## Exercise aim
Print the entire listing. Each line must match the original exactly.

## Records from a data collection

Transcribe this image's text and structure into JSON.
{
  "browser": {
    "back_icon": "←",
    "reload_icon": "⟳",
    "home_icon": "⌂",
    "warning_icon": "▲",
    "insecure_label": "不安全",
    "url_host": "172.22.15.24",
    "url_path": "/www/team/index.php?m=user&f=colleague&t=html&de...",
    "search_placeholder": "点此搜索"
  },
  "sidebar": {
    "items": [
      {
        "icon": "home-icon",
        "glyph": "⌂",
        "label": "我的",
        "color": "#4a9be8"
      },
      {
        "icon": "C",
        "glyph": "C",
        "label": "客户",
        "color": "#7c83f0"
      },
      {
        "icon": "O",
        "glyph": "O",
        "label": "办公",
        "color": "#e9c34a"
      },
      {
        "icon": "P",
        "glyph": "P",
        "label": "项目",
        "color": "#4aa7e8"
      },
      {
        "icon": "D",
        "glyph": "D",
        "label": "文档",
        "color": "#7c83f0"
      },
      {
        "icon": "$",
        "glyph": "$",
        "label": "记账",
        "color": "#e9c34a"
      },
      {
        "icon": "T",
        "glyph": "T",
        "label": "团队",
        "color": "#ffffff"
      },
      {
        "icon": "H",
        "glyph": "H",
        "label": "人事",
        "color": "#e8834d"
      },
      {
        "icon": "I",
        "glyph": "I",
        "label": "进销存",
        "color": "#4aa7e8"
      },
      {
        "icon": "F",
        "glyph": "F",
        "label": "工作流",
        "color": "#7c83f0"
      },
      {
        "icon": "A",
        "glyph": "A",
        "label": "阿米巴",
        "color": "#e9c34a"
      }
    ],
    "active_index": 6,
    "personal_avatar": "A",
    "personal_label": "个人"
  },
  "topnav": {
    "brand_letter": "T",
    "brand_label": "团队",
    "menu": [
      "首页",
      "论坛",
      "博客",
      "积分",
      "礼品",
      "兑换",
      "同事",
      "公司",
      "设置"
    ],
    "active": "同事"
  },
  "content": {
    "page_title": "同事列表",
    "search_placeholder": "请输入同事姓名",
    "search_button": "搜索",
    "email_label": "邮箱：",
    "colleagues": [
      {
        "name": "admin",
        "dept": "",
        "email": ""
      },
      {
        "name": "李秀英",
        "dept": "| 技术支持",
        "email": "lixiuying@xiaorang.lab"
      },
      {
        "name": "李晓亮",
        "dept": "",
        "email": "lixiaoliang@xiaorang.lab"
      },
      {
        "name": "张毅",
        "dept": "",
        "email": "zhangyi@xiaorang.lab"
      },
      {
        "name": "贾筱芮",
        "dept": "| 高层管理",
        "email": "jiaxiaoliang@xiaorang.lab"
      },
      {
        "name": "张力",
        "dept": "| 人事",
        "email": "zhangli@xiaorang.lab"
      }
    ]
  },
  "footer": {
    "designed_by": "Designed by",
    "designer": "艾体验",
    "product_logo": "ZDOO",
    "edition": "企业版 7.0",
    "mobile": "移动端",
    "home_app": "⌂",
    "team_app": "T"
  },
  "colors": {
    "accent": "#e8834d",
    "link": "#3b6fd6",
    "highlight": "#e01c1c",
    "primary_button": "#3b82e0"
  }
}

## Result of this task
Transcribe this image's text and structure into JSON.
{
  "browser": {
    "back_icon": "←",
    "reload_icon": "⟳",
    "home_icon": "⌂",
    "warning_icon": "▲",
    "insecure_label": "不安全",
    "url_host": "172.22.15.24",
    "url_path": "/www/team/index.php?m=user&f=colleague&t=html&de...",
    "search_placeholder": "点此搜索"
  },
  "sidebar": {
    "items": [
      {
        "icon": "home-icon",
        "glyph": "⌂",
        "label": "我的",
        "color": "#4a9be8"
      },
      {
        "icon": "C",
        "glyph": "C",
        "label": "客户",
        "color": "#7c83f0"
      },
      {
        "icon": "O",
        "glyph": "O",
        "label": "办公",
        "color": "#e9c34a"
      },
      {
        "icon": "P",
        "glyph": "P",
        "label": "项目",
        "color": "#4aa7e8"
      },
      {
        "icon": "D",
        "glyph": "D",
        "label": "文档",
        "color": "#7c83f0"
      },
      {
        "icon": "$",
        "glyph": "$",
        "label": "记账",
        "color": "#e9c34a"
      },
      {
        "icon": "T",
        "glyph": "T",
        "label": "团队",
        "color": "#ffffff"
      },
      {
        "icon": "H",
        "glyph": "H",
        "label": "人事",
        "color": "#e8834d"
      },
      {
        "icon": "I",
        "glyph": "I",
        "label": "进销存",
        "color": "#4aa7e8"
      },
      {
        "icon": "F",
        "glyph": "F",
        "label": "工作流",
        "color": "#7c83f0"
      },
      {
        "icon": "A",
        "glyph": "A",
        "label": "阿米巴",
        "color": "#e9c34a"
      }
    ],
    "active_index": 6,
    "personal_avatar": "A",
    "personal_label": "个人"
  },
  "topnav": {
    "brand_letter": "T",
    "brand_label": "团队",
    "menu": [
      "首页",
      "论坛",
      "博客",
      "积分",
      "礼品",
      "兑换",
      "同事",
      "公司",
      "设置"
    ],
    "active": "同事"
  },
  "content": {
    "page_title": "同事列表",
    "search_placeholder": "请输入同事姓名",
    "search_button": "搜索",
    "email_label": "邮箱：",
    "colleagues": [
      {
        "name": "admin",
        "dept": "",
        "email": ""
      },
      {
        "name": "李秀英",
        "dept": "| 技术支持",
        "email": "lixiuying@xiaorang.lab"
      },
      {
        "name": "李晓亮",
        "dept": "",
        "email": "lixiaoliang@xiaorang.lab"
      },
      {
        "name": "张毅",
        "dept": "",
        "email": "zhangyi@xiaorang.lab"
      },
      {
        "name": "贾筱芮",
        "dept": "| 高层管理",
        "email": "jiaxiaoliang@xiaorang.lab"
      },
      {
        "name": "张力",
        "dept": "| 人事",
        "email": "zhangli@xiaorang.lab"
      }
    ]
  },
  "footer": {
    "designed_by": "Designed by",
    "designer": "艾体验",
    "product_logo": "ZDOO",
    "edition": "企业版 7.0",
    "mobile": "移动端",
    "home_app": "⌂",
    "team_app": "T"
  },
  "colors": {
    "accent": "#e8834d",
    "link": "#3b6fd6",
    "highlight": "#e01c1c",
    "primary_button": "#3b82e0"
  }
}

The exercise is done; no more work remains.